Written task: Copy out each line that includes the word "xlabel".

# Supplied material start

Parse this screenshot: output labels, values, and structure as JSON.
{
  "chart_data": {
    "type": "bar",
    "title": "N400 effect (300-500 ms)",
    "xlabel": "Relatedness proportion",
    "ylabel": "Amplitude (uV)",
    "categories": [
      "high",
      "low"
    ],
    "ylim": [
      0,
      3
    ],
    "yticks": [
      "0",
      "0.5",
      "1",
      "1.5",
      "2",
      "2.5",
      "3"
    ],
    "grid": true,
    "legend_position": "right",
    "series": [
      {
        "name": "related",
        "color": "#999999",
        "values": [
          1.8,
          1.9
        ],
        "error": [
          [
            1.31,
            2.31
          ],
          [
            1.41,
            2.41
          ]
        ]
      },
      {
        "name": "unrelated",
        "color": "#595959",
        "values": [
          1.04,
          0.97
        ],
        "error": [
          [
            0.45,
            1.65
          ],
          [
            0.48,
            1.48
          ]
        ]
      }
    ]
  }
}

# Supplied material end
# Supplied material start

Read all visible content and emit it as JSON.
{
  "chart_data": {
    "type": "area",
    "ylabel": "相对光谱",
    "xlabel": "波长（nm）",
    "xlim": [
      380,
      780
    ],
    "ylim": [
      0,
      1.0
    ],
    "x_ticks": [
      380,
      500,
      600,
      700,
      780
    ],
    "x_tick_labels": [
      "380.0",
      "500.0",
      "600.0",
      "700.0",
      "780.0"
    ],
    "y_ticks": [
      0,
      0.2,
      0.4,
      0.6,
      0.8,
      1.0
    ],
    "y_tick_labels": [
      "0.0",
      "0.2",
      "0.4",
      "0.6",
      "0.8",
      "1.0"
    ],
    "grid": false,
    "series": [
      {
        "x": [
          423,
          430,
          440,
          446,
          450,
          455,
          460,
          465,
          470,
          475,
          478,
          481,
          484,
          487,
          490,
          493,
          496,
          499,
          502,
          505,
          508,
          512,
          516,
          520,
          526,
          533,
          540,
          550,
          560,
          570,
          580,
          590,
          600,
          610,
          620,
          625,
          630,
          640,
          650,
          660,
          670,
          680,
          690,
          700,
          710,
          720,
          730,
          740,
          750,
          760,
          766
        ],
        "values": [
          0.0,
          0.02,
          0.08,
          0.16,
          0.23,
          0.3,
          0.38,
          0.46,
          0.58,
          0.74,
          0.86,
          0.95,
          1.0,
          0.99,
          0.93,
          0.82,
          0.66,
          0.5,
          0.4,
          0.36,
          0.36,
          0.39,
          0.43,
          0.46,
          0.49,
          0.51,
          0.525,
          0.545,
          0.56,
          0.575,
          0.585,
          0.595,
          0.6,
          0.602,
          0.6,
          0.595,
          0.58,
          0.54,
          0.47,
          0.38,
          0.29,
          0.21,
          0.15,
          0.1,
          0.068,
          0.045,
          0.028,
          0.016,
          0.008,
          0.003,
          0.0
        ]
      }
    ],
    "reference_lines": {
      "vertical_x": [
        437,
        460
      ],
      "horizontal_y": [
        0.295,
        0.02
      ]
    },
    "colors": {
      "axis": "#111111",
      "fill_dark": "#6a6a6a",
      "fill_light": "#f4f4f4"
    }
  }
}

# Supplied material end

Written response:
    "xlabel": "Relatedness proportion",
    "xlabel": "波长（nm）",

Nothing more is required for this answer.